In the entries that follow, how many lines contain the word "this"? Answer with the number only.

# # # #

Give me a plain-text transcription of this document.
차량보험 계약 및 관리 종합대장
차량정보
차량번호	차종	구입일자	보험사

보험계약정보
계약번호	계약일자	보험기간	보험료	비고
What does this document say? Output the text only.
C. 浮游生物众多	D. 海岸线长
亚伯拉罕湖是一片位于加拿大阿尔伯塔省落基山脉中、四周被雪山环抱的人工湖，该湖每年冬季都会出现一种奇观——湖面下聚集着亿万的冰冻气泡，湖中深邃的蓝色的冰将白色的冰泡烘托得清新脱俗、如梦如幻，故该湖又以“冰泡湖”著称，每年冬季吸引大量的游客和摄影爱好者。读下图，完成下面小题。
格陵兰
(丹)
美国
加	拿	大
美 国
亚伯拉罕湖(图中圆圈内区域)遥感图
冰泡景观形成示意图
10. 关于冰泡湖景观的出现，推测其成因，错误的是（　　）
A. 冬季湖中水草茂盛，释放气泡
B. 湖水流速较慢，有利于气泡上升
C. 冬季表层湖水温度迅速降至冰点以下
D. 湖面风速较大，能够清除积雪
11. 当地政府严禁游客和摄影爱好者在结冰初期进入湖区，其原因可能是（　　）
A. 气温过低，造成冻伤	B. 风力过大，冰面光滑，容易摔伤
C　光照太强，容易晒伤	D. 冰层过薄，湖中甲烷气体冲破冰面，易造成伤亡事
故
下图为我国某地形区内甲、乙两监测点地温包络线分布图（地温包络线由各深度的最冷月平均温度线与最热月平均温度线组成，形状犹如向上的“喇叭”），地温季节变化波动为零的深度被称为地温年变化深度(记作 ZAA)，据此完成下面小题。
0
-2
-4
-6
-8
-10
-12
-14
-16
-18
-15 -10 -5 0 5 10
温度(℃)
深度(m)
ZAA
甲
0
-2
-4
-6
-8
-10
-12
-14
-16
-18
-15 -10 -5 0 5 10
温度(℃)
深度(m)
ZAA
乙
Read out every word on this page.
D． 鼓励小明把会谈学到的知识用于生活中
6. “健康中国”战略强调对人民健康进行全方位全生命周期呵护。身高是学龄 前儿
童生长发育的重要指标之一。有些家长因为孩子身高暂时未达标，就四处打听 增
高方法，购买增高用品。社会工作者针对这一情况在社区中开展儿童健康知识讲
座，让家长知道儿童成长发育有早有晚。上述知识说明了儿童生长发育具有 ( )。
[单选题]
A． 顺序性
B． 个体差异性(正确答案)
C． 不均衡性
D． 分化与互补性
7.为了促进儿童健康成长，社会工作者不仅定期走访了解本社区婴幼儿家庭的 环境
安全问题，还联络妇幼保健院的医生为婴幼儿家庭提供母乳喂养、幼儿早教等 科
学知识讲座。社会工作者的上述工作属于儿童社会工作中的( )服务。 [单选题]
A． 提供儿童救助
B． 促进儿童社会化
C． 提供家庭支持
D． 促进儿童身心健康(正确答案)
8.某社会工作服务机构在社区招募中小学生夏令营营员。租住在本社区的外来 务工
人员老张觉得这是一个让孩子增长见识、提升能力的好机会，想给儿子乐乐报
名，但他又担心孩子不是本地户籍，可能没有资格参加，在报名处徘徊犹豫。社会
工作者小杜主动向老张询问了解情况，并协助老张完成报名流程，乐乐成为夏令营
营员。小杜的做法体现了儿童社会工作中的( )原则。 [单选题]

# # # #

ANSWER FOR THE TASK. 3